Records contained in a dataset:
==================================================

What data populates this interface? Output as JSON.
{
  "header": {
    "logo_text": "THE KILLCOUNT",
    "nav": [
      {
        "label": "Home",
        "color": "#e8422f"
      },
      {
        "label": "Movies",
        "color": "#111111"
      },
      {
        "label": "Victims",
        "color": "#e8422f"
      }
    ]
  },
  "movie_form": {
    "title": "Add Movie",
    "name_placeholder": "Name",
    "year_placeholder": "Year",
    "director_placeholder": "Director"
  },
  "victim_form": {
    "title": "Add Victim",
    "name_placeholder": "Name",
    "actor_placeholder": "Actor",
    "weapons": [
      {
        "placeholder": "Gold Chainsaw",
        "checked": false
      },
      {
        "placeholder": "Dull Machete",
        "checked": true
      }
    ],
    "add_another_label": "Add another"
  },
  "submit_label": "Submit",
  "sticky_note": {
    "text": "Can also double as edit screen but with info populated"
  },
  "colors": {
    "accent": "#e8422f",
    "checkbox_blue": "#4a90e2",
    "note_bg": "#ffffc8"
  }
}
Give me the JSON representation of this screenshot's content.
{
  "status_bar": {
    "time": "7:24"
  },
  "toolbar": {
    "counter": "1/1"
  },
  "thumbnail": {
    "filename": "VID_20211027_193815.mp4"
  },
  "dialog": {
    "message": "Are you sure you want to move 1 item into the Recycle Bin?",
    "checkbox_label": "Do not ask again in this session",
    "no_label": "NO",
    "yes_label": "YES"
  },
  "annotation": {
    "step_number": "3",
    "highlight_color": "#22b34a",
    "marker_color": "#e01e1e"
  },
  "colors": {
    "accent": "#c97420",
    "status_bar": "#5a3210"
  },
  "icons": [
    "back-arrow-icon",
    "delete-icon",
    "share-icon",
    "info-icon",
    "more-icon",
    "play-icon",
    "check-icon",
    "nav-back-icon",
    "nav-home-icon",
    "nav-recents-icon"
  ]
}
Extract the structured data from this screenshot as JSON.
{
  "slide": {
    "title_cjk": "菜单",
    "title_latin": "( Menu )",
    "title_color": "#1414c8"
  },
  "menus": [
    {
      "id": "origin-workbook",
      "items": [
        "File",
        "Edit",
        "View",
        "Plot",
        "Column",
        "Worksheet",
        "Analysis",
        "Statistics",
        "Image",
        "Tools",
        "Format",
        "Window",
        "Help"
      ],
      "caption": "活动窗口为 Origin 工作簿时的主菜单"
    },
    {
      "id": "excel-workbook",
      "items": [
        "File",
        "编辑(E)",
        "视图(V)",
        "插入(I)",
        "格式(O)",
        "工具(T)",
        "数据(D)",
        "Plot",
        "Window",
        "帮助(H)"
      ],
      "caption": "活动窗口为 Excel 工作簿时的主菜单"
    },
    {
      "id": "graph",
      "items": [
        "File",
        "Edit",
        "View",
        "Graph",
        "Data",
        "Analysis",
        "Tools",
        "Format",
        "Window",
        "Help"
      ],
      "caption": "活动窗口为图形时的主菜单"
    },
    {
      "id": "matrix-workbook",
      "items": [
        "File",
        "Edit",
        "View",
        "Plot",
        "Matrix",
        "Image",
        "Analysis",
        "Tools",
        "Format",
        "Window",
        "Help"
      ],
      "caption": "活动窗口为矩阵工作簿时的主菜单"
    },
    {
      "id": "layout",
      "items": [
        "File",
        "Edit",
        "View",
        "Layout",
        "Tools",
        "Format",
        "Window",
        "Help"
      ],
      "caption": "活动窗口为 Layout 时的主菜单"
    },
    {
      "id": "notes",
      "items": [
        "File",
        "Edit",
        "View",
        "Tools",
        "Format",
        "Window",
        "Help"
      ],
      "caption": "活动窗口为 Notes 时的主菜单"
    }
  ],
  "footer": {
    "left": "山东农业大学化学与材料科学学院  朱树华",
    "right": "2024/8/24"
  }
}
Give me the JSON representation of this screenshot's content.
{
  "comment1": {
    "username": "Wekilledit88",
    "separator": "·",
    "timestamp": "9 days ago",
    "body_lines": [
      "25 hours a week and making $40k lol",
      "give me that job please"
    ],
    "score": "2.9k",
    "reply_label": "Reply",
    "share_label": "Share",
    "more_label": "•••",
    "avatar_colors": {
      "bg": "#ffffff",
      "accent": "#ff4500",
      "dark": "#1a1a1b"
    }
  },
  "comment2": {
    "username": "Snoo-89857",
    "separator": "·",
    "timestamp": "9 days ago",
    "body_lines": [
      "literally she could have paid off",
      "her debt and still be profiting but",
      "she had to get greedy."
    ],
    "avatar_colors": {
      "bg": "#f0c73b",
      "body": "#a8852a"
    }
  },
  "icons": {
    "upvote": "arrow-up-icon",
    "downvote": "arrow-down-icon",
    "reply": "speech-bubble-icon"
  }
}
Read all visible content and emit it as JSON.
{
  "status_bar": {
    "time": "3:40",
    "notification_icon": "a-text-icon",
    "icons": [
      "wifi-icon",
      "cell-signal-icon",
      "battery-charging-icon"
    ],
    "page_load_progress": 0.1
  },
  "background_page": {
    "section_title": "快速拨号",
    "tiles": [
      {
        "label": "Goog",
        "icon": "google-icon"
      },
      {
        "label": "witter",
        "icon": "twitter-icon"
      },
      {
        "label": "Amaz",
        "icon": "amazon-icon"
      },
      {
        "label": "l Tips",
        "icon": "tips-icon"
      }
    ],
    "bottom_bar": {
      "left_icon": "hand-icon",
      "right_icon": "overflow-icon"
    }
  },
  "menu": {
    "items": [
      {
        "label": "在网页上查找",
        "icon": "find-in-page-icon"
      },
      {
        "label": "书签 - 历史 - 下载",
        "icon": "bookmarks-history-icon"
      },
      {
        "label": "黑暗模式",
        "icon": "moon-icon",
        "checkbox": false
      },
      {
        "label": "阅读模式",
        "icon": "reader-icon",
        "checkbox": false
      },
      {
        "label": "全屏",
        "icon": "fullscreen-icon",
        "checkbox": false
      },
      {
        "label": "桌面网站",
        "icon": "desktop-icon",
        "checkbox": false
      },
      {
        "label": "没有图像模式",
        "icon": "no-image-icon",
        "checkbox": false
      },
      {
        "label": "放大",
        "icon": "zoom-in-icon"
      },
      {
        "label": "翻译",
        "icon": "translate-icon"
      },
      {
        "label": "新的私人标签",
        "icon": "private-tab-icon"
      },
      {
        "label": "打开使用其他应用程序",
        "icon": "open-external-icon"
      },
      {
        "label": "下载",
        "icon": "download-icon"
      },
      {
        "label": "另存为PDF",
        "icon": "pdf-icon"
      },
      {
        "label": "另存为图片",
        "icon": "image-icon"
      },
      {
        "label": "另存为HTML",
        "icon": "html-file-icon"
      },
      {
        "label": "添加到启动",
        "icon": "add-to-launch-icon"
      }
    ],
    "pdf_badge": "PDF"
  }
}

==================================================

Take the lines above and retype all of them exactly.

● Reply to the task:
What data populates this interface? Output as JSON.
{
  "header": {
    "logo_text": "THE KILLCOUNT",
    "nav": [
      {
        "label": "Home",
        "color": "#e8422f"
      },
      {
        "label": "Movies",
        "color": "#111111"
      },
      {
        "label": "Victims",
        "color": "#e8422f"
      }
    ]
  },
  "movie_form": {
    "title": "Add Movie",
    "name_placeholder": "Name",
    "year_placeholder": "Year",
    "director_placeholder": "Director"
  },
  "victim_form": {
    "title": "Add Victim",
    "name_placeholder": "Name",
    "actor_placeholder": "Actor",
    "weapons": [
      {
        "placeholder": "Gold Chainsaw",
        "checked": false
      },
      {
        "placeholder": "Dull Machete",
        "checked": true
      }
    ],
    "add_another_label": "Add another"
  },
  "submit_label": "Submit",
  "sticky_note": {
    "text": "Can also double as edit screen but with info populated"
  },
  "colors": {
    "accent": "#e8422f",
    "checkbox_blue": "#4a90e2",
    "note_bg": "#ffffc8"
  }
}
Give me the JSON representation of this screenshot's content.
{
  "status_bar": {
    "time": "7:24"
  },
  "toolbar": {
    "counter": "1/1"
  },
  "thumbnail": {
    "filename": "VID_20211027_193815.mp4"
  },
  "dialog": {
    "message": "Are you sure you want to move 1 item into the Recycle Bin?",
    "checkbox_label": "Do not ask again in this session",
    "no_label": "NO",
    "yes_label": "YES"
  },
  "annotation": {
    "step_number": "3",
    "highlight_color": "#22b34a",
    "marker_color": "#e01e1e"
  },
  "colors": {
    "accent": "#c97420",
    "status_bar": "#5a3210"
  },
  "icons": [
    "back-arrow-icon",
    "delete-icon",
    "share-icon",
    "info-icon",
    "more-icon",
    "play-icon",
    "check-icon",
    "nav-back-icon",
    "nav-home-icon",
    "nav-recents-icon"
  ]
}
Extract the structured data from this screenshot as JSON.
{
  "slide": {
    "title_cjk": "菜单",
    "title_latin": "( Menu )",
    "title_color": "#1414c8"
  },
  "menus": [
    {
      "id": "origin-workbook",
      "items": [
        "File",
        "Edit",
        "View",
        "Plot",
        "Column",
        "Worksheet",
        "Analysis",
        "Statistics",
        "Image",
        "Tools",
        "Format",
        "Window",
        "Help"
      ],
      "caption": "活动窗口为 Origin 工作簿时的主菜单"
    },
    {
      "id": "excel-workbook",
      "items": [
        "File",
        "编辑(E)",
        "视图(V)",
        "插入(I)",
        "格式(O)",
        "工具(T)",
        "数据(D)",
        "Plot",
        "Window",
        "帮助(H)"
      ],
      "caption": "活动窗口为 Excel 工作簿时的主菜单"
    },
    {
      "id": "graph",
      "items": [
        "File",
        "Edit",
        "View",
        "Graph",
        "Data",
        "Analysis",
        "Tools",
        "Format",
        "Window",
        "Help"
      ],
      "caption": "活动窗口为图形时的主菜单"
    },
    {
      "id": "matrix-workbook",
      "items": [
        "File",
        "Edit",
        "View",
        "Plot",
        "Matrix",
        "Image",
        "Analysis",
        "Tools",
        "Format",
        "Window",
        "Help"
      ],
      "caption": "活动窗口为矩阵工作簿时的主菜单"
    },
    {
      "id": "layout",
      "items": [
        "File",
        "Edit",
        "View",
        "Layout",
        "Tools",
        "Format",
        "Window",
        "Help"
      ],
      "caption": "活动窗口为 Layout 时的主菜单"
    },
    {
      "id": "notes",
      "items": [
        "File",
        "Edit",
        "View",
        "Tools",
        "Format",
        "Window",
        "Help"
      ],
      "caption": "活动窗口为 Notes 时的主菜单"
    }
  ],
  "footer": {
    "left": "山东农业大学化学与材料科学学院  朱树华",
    "right": "2024/8/24"
  }
}
Give me the JSON representation of this screenshot's content.
{
  "comment1": {
    "username": "Wekilledit88",
    "separator": "·",
    "timestamp": "9 days ago",
    "body_lines": [
      "25 hours a week and making $40k lol",
      "give me that job please"
    ],
    "score": "2.9k",
    "reply_label": "Reply",
    "share_label": "Share",
    "more_label": "•••",
    "avatar_colors": {
      "bg": "#ffffff",
      "accent": "#ff4500",
      "dark": "#1a1a1b"
    }
  },
  "comment2": {
    "username": "Snoo-89857",
    "separator": "·",
    "timestamp": "9 days ago",
    "body_lines": [
      "literally she could have paid off",
      "her debt and still be profiting but",
      "she had to get greedy."
    ],
    "avatar_colors": {
      "bg": "#f0c73b",
      "body": "#a8852a"
    }
  },
  "icons": {
    "upvote": "arrow-up-icon",
    "downvote": "arrow-down-icon",
    "reply": "speech-bubble-icon"
  }
}
Read all visible content and emit it as JSON.
{
  "status_bar": {
    "time": "3:40",
    "notification_icon": "a-text-icon",
    "icons": [
      "wifi-icon",
      "cell-signal-icon",
      "battery-charging-icon"
    ],
    "page_load_progress": 0.1
  },
  "background_page": {
    "section_title": "快速拨号",
    "tiles": [
      {
        "label": "Goog",
        "icon": "google-icon"
      },
      {
        "label": "witter",
        "icon": "twitter-icon"
      },
      {
        "label": "Amaz",
        "icon": "amazon-icon"
      },
      {
        "label": "l Tips",
        "icon": "tips-icon"
      }
    ],
    "bottom_bar": {
      "left_icon": "hand-icon",
      "right_icon": "overflow-icon"
    }
  },
  "menu": {
    "items": [
      {
        "label": "在网页上查找",
        "icon": "find-in-page-icon"
      },
      {
        "label": "书签 - 历史 - 下载",
        "icon": "bookmarks-history-icon"
      },
      {
        "label": "黑暗模式",
        "icon": "moon-icon",
        "checkbox": false
      },
      {
        "label": "阅读模式",
        "icon": "reader-icon",
        "checkbox": false
      },
      {
        "label": "全屏",
        "icon": "fullscreen-icon",
        "checkbox": false
      },
      {
        "label": "桌面网站",
        "icon": "desktop-icon",
        "checkbox": false
      },
      {
        "label": "没有图像模式",
        "icon": "no-image-icon",
        "checkbox": false
      },
      {
        "label": "放大",
        "icon": "zoom-in-icon"
      },
      {
        "label": "翻译",
        "icon": "translate-icon"
      },
      {
        "label": "新的私人标签",
        "icon": "private-tab-icon"
      },
      {
        "label": "打开使用其他应用程序",
        "icon": "open-external-icon"
      },
      {
        "label": "下载",
        "icon": "download-icon"
      },
      {
        "label": "另存为PDF",
        "icon": "pdf-icon"
      },
      {
        "label": "另存为图片",
        "icon": "image-icon"
      },
      {
        "label": "另存为HTML",
        "icon": "html-file-icon"
      },
      {
        "label": "添加到启动",
        "icon": "add-to-launch-icon"
      }
    ],
    "pdf_badge": "PDF"
  }
}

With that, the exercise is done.